── Text extract ──

More information can be found in the GHIDRA’s SLEIGH documentation.

The GHIDRA project has SLEIGH specifications for many common processors that can be used as-is for pcode emulation or modified. These are included in styx for convenience under the styx-sla crate in processors/ghidra/. Alternatively, custom SLEIGH specifications can be added under processors/custom/. SLEIGH specifications in these locations will be combined to .sla files automatically during build.

Next, add your new architecture to incubation/styx-pcode-sleigh-backend/src/sla.rs. This will include an implementation of SlaRegisters. SlaRegisters defines the translation from Styx’s register nomenclature to the SLEIGH spec’s nomenclature. Usually, Styx register names are uppercase while SLEIGH spec registers are lowercase. There may also be some registers with exclusive mappings.

Registers are defined in styx/core/styx-cpu-type/src/arch/[ARCH]/registers.rs. Your arch’s register types probably don’t exist yet, in which case you’ll have to add them. See Adding an Architecture learn how to add the ISA types to Styx.

Architecture Specification

The Arch Spec is a behavior specification specific to the Pcode backend. Pcode emulation doesn’t have all the information needed to properly emulate the target; the Arch Spec fills in these gaps.

There are four parts to the Arch Spec:

  • CallOther handlers - Execute Pcode “userops”

  • Register handlers - Custom logic for complex registers

  • PcManager - Define program counter semantics

  • GeneratorHelper - Pre-instruction fetch hook

CallOther Handlers

Pcode has a special USERDEFINED opcode for defining instructions that are not implemented in the SLEIGH spec. In mature SLEIGH specs, these are instructions with side effects beyond changing memory and register values. For example, the ARM SLEIGH spec has a SoftwareInterruptCallOther. In other SLEIGH specs, there may be more CallOthers for complex instructions that are hard to implement in Pcode.

USERDEFINED opcodes take the form of define pcodeop <name> in the SLEIGH spec.

The best way to implement userdefined opcodes correctly is to look through the SLEIGH spec to find in what instructions they are used, what arguments are passed to them, and if their output varnode is used. This should be done while cross-referencing the processor manual.

───
── Listed entries ──

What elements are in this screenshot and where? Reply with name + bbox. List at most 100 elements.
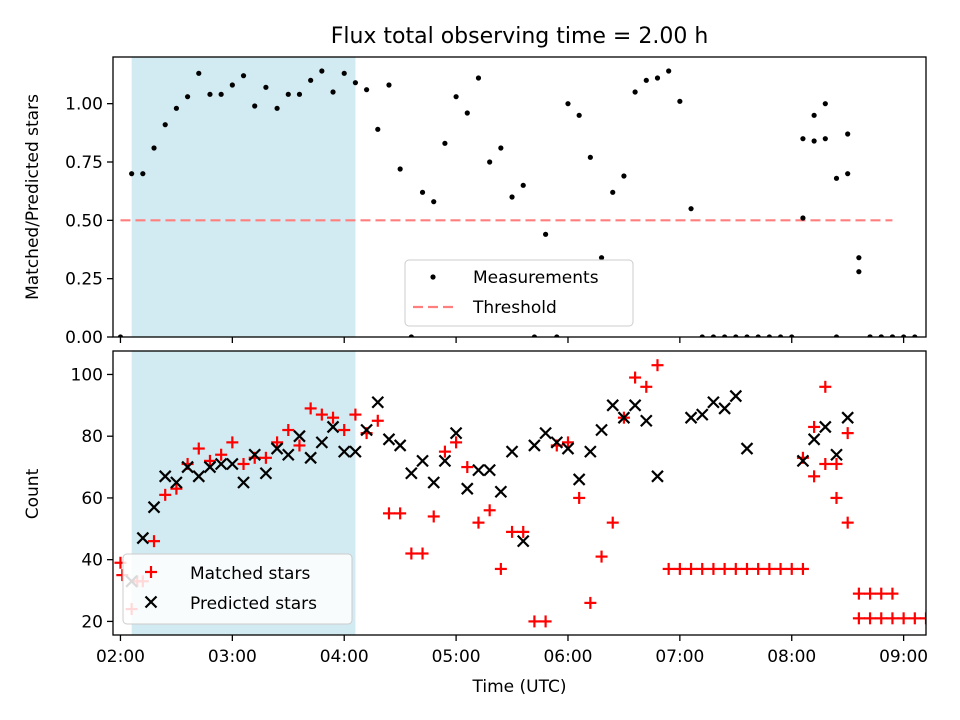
predicted-star-point [203, 460, 217, 474]
predicted-star-point [360, 423, 373, 437]
matched-star-point [752, 562, 765, 575]
matched-star-point [886, 612, 899, 625]
matched-star-point [494, 562, 507, 575]
predicted-star-point [349, 445, 362, 458]
matched-star-point [170, 482, 183, 495]
predicted-star-point [248, 448, 261, 461]
predicted-star-point [461, 482, 474, 495]
measurement-point [475, 75, 482, 81]
matched-star-point [226, 436, 239, 449]
measurement-point [308, 77, 314, 83]
predicted-star-point [405, 466, 418, 480]
matched-star-point [685, 562, 698, 575]
matched-star-point [629, 371, 642, 384]
measurement-point [587, 154, 593, 160]
predicted-star-point [382, 433, 396, 446]
matched-star-point [450, 436, 463, 449]
matched-star-point [673, 562, 686, 575]
measurement-point [632, 89, 638, 95]
matched-star-point [338, 424, 351, 437]
measurement-point [856, 255, 862, 261]
matched-star-point [394, 507, 407, 520]
predicted-star-point [740, 442, 754, 455]
top-panel: Matched/Predicted stars 0.00 0.25 0.50 0.75… [23, 56, 927, 348]
measurement-point [654, 75, 661, 81]
measurement-point [845, 131, 851, 137]
measurement-point [610, 189, 616, 195]
predicted-star-point [651, 470, 664, 483]
top-legend: Measurements Threshold [404, 259, 634, 327]
bottom-x-tick-label: 09:00 [879, 647, 928, 667]
matched-star-point [282, 424, 295, 437]
measurement-point [196, 70, 202, 76]
measurement-point [442, 140, 448, 146]
matched-star-point [707, 562, 720, 575]
matched-star-point [897, 612, 910, 625]
matched-star-point [539, 615, 552, 628]
predicted-star-point [617, 411, 631, 424]
matched-star-point [740, 562, 753, 575]
matched-star-point [841, 427, 854, 440]
bottom-axes-frame [112, 350, 927, 636]
matched-star-point [148, 535, 161, 548]
predicted-star-point [528, 439, 541, 452]
measurement-point [330, 89, 336, 95]
bottom-x-tick-label: 07:00 [655, 647, 704, 667]
measurement-point [341, 70, 347, 76]
measurement-point [520, 182, 526, 188]
matched-star-point [293, 439, 306, 452]
measurement-point [151, 145, 157, 151]
matched-star-point [327, 411, 340, 424]
matched-star-point [517, 525, 530, 538]
matched-star-point [159, 488, 172, 501]
matched-star-point [483, 504, 496, 517]
bottom-x-tick-label: 03:00 [208, 647, 257, 667]
predicted-star-point [282, 448, 295, 461]
predicted-star-point [270, 442, 284, 455]
predicted-star-point [416, 454, 429, 468]
bottom-y-tick-label: 100 [71, 365, 103, 385]
predicted-star-point [729, 389, 743, 403]
matched-star-point [595, 550, 608, 563]
measurement-point [833, 175, 840, 181]
predicted-star-point [158, 470, 172, 483]
measurement-point [274, 105, 280, 111]
measurement-point [576, 112, 582, 118]
measurement-point [811, 112, 817, 118]
measurement-point [240, 73, 247, 79]
measurement-point [509, 194, 515, 200]
predicted-star-point [293, 429, 306, 443]
matched-star-point [640, 380, 653, 393]
top-y-tick-label: 0.25 [65, 270, 103, 290]
measurement-point [162, 122, 168, 128]
legend-matched-marker [145, 566, 157, 578]
matched-star-point [819, 380, 832, 393]
measurement-point [598, 255, 605, 261]
matched-star-point [808, 470, 821, 483]
matched-star-point [506, 525, 519, 538]
predicted-star-point [136, 531, 150, 545]
matched-star-point [886, 587, 899, 600]
matched-star-point [192, 442, 205, 455]
measurement-point [252, 103, 258, 109]
predicted-star-point [304, 451, 317, 465]
top-y-tick-label: 0.50 [65, 211, 103, 231]
predicted-star-point [684, 411, 698, 424]
matched-star-point [271, 436, 284, 449]
legend-matched-glyph [145, 566, 157, 578]
predicted-star-point [214, 457, 228, 471]
top-y-tick-label: 0.75 [65, 153, 103, 173]
matched-star-point [864, 587, 877, 600]
predicted-star-point [483, 463, 496, 477]
matched-star-point [427, 510, 440, 523]
predicted-star-point [718, 402, 731, 415]
matched-star-point [237, 457, 250, 470]
measurement-point [419, 189, 426, 195]
measurement-point [643, 77, 649, 83]
bottom-x-tick-label: 08:00 [767, 647, 816, 667]
matched-star-point [584, 596, 597, 609]
predicted-star-point [796, 454, 810, 468]
measurement-point [543, 231, 549, 237]
predicted-star-point [516, 534, 530, 548]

───

Given task A: List the four parts of the Arch Spec named in the text about the Pcode backend.
Given task B: Write out the Pcode backend text from "Pcode has a" up to and including "implement in Pcode.", replacing "instructions" with "operations" everywhere in that span.

Response A: CallOther handlers, Register handlers, PcManager, GeneratorHelper

Response B:
Pcode has a special USERDEFINED opcode for defining operations that are not implemented in the SLEIGH spec. In mature SLEIGH specs, these are operations with side effects beyond changing memory and register values. For example, the ARM SLEIGH spec has a SoftwareInterruptCallOther. In other SLEIGH specs, there may be more CallOthers for complex operations that are hard to implement in Pcode.